**Problem to solve**
Can you transcribe the data exactly? Leave the pictures out.

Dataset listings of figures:
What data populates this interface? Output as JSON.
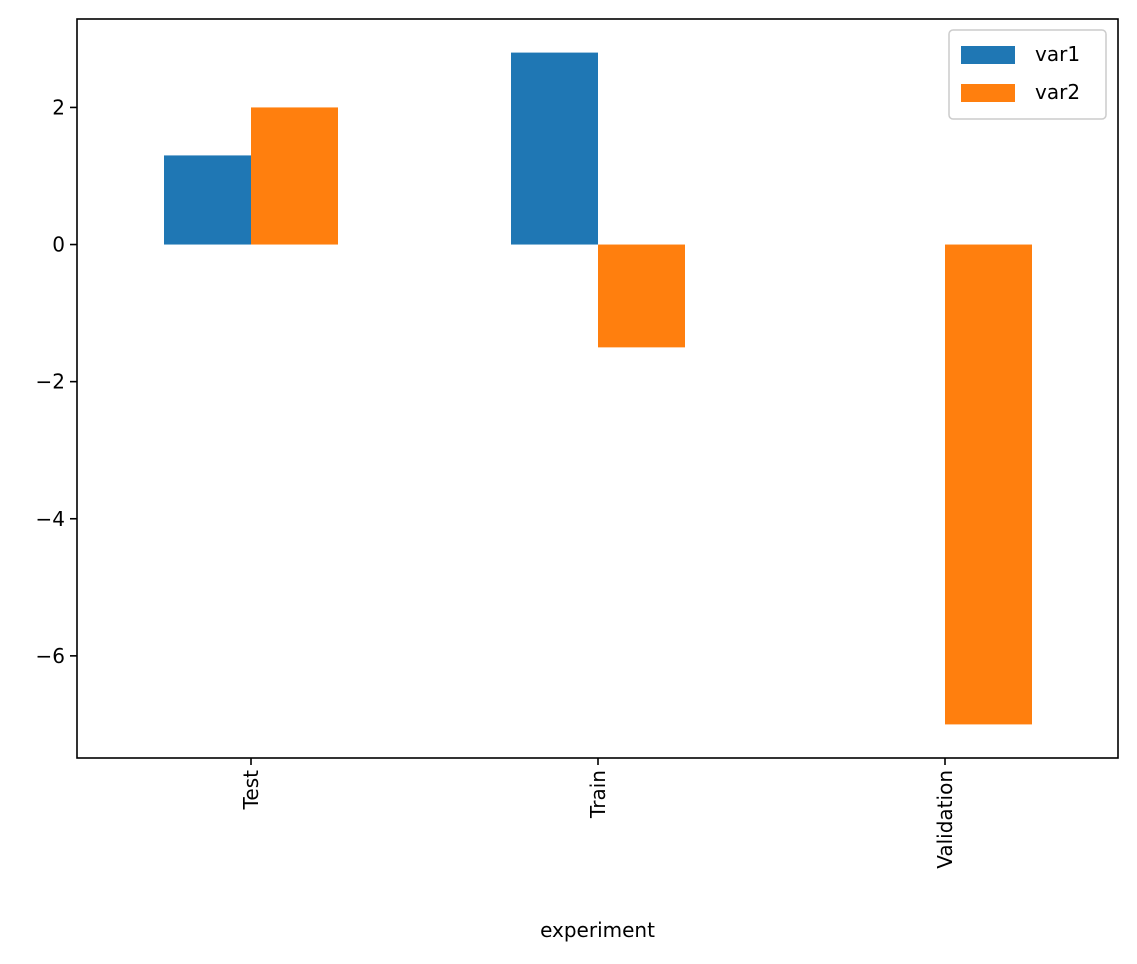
{
  "chart_data": {
    "type": "bar",
    "title": "",
    "xlabel": "experiment",
    "ylabel": "",
    "categories": [
      "Test",
      "Train",
      "Validation"
    ],
    "series": [
      {
        "name": "var1",
        "color": "#1f77b4",
        "values": [
          1.3,
          2.8,
          0.0
        ]
      },
      {
        "name": "var2",
        "color": "#ff7f0e",
        "values": [
          2.0,
          -1.5,
          -7.0
        ]
      }
    ],
    "ylim": [
      -7.49,
      3.29
    ],
    "yticks": [
      -6,
      -4,
      -2,
      0,
      2
    ],
    "ytick_labels": [
      "−6",
      "−4",
      "−2",
      "0",
      "2"
    ],
    "grid": false,
    "legend": {
      "position": "top-right"
    }
  }
}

**Written answer**
What data populates this interface? Output as JSON.
{
  "chart_data": {
    "type": "bar",
    "title": "",
    "xlabel": "experiment",
    "ylabel": "",
    "categories": [
      "Test",
      "Train",
      "Validation"
    ],
    "series": [
      {
        "name": "var1",
        "color": "#1f77b4",
        "values": [
          1.3,
          2.8,
          0.0
        ]
      },
      {
        "name": "var2",
        "color": "#ff7f0e",
        "values": [
          2.0,
          -1.5,
          -7.0
        ]
      }
    ],
    "ylim": [
      -7.49,
      3.29
    ],
    "yticks": [
      -6,
      -4,
      -2,
      0,
      2
    ],
    "ytick_labels": [
      "−6",
      "−4",
      "−2",
      "0",
      "2"
    ],
    "grid": false,
    "legend": {
      "position": "top-right"
    }
  }
}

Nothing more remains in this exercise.